(What needs to be done):
Return each entry exactly, omitting nothing.

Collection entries

+===+

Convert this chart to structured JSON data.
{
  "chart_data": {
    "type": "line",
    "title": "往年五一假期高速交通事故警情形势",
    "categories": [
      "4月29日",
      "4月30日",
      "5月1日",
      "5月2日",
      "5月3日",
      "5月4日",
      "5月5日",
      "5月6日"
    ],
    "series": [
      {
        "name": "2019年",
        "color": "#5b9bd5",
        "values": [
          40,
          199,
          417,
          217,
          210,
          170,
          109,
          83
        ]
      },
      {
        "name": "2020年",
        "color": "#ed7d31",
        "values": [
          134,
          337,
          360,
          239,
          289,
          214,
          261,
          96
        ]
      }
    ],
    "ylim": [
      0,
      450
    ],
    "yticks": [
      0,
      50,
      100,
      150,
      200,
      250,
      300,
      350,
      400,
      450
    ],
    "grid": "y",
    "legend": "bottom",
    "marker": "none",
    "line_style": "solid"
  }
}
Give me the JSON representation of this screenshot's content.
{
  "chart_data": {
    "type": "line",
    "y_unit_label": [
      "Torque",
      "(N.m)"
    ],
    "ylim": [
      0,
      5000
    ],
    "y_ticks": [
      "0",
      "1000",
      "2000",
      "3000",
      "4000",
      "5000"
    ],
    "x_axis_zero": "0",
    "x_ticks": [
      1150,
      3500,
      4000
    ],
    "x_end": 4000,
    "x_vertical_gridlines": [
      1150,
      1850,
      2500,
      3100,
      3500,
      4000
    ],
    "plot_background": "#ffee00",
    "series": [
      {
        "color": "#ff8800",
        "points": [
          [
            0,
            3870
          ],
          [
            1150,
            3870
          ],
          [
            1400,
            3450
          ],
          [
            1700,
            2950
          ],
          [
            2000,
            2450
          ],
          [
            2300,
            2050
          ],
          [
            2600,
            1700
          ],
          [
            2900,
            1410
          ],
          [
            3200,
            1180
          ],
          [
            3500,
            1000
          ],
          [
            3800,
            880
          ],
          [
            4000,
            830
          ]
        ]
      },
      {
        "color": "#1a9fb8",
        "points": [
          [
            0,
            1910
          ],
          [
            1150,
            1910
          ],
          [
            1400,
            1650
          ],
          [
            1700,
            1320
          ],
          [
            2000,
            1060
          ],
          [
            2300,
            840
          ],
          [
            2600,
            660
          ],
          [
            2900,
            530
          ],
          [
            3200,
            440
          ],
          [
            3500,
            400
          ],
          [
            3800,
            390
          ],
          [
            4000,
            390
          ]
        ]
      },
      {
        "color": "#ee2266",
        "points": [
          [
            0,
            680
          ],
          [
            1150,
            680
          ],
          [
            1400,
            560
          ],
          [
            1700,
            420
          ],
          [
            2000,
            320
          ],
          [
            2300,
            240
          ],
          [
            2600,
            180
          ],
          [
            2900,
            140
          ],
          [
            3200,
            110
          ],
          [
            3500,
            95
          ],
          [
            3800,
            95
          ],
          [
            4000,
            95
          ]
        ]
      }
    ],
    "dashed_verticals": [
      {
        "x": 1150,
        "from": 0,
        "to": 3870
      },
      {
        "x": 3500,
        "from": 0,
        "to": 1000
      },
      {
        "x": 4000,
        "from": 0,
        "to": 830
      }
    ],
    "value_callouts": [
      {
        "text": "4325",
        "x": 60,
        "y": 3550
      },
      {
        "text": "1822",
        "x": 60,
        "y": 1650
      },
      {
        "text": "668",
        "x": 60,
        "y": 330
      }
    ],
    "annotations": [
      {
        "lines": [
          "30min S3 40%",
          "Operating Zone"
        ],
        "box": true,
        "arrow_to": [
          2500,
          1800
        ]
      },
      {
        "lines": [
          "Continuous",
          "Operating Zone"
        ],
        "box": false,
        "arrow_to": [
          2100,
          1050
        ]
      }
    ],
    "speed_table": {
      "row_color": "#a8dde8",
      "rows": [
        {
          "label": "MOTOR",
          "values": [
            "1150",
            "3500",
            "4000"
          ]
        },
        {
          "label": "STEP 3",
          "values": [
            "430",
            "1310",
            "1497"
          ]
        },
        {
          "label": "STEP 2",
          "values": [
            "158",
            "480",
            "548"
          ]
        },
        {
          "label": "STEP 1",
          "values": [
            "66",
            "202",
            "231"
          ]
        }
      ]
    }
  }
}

+===+

(Answer to this task):
Convert this chart to structured JSON data.
{
  "chart_data": {
    "type": "line",
    "title": "往年五一假期高速交通事故警情形势",
    "categories": [
      "4月29日",
      "4月30日",
      "5月1日",
      "5月2日",
      "5月3日",
      "5月4日",
      "5月5日",
      "5月6日"
    ],
    "series": [
      {
        "name": "2019年",
        "color": "#5b9bd5",
        "values": [
          40,
          199,
          417,
          217,
          210,
          170,
          109,
          83
        ]
      },
      {
        "name": "2020年",
        "color": "#ed7d31",
        "values": [
          134,
          337,
          360,
          239,
          289,
          214,
          261,
          96
        ]
      }
    ],
    "ylim": [
      0,
      450
    ],
    "yticks": [
      0,
      50,
      100,
      150,
      200,
      250,
      300,
      350,
      400,
      450
    ],
    "grid": "y",
    "legend": "bottom",
    "marker": "none",
    "line_style": "solid"
  }
}
Give me the JSON representation of this screenshot's content.
{
  "chart_data": {
    "type": "line",
    "y_unit_label": [
      "Torque",
      "(N.m)"
    ],
    "ylim": [
      0,
      5000
    ],
    "y_ticks": [
      "0",
      "1000",
      "2000",
      "3000",
      "4000",
      "5000"
    ],
    "x_axis_zero": "0",
    "x_ticks": [
      1150,
      3500,
      4000
    ],
    "x_end": 4000,
    "x_vertical_gridlines": [
      1150,
      1850,
      2500,
      3100,
      3500,
      4000
    ],
    "plot_background": "#ffee00",
    "series": [
      {
        "color": "#ff8800",
        "points": [
          [
            0,
            3870
          ],
          [
            1150,
            3870
          ],
          [
            1400,
            3450
          ],
          [
            1700,
            2950
          ],
          [
            2000,
            2450
          ],
          [
            2300,
            2050
          ],
          [
            2600,
            1700
          ],
          [
            2900,
            1410
          ],
          [
            3200,
            1180
          ],
          [
            3500,
            1000
          ],
          [
            3800,
            880
          ],
          [
            4000,
            830
          ]
        ]
      },
      {
        "color": "#1a9fb8",
        "points": [
          [
            0,
            1910
          ],
          [
            1150,
            1910
          ],
          [
            1400,
            1650
          ],
          [
            1700,
            1320
          ],
          [
            2000,
            1060
          ],
          [
            2300,
            840
          ],
          [
            2600,
            660
          ],
          [
            2900,
            530
          ],
          [
            3200,
            440
          ],
          [
            3500,
            400
          ],
          [
            3800,
            390
          ],
          [
            4000,
            390
          ]
        ]
      },
      {
        "color": "#ee2266",
        "points": [
          [
            0,
            680
          ],
          [
            1150,
            680
          ],
          [
            1400,
            560
          ],
          [
            1700,
            420
          ],
          [
            2000,
            320
          ],
          [
            2300,
            240
          ],
          [
            2600,
            180
          ],
          [
            2900,
            140
          ],
          [
            3200,
            110
          ],
          [
            3500,
            95
          ],
          [
            3800,
            95
          ],
          [
            4000,
            95
          ]
        ]
      }
    ],
    "dashed_verticals": [
      {
        "x": 1150,
        "from": 0,
        "to": 3870
      },
      {
        "x": 3500,
        "from": 0,
        "to": 1000
      },
      {
        "x": 4000,
        "from": 0,
        "to": 830
      }
    ],
    "value_callouts": [
      {
        "text": "4325",
        "x": 60,
        "y": 3550
      },
      {
        "text": "1822",
        "x": 60,
        "y": 1650
      },
      {
        "text": "668",
        "x": 60,
        "y": 330
      }
    ],
    "annotations": [
      {
        "lines": [
          "30min S3 40%",
          "Operating Zone"
        ],
        "box": true,
        "arrow_to": [
          2500,
          1800
        ]
      },
      {
        "lines": [
          "Continuous",
          "Operating Zone"
        ],
        "box": false,
        "arrow_to": [
          2100,
          1050
        ]
      }
    ],
    "speed_table": {
      "row_color": "#a8dde8",
      "rows": [
        {
          "label": "MOTOR",
          "values": [
            "1150",
            "3500",
            "4000"
          ]
        },
        {
          "label": "STEP 3",
          "values": [
            "430",
            "1310",
            "1497"
          ]
        },
        {
          "label": "STEP 2",
          "values": [
            "158",
            "480",
            "548"
          ]
        },
        {
          "label": "STEP 1",
          "values": [
            "66",
            "202",
            "231"
          ]
        }
      ]
    }
  }
}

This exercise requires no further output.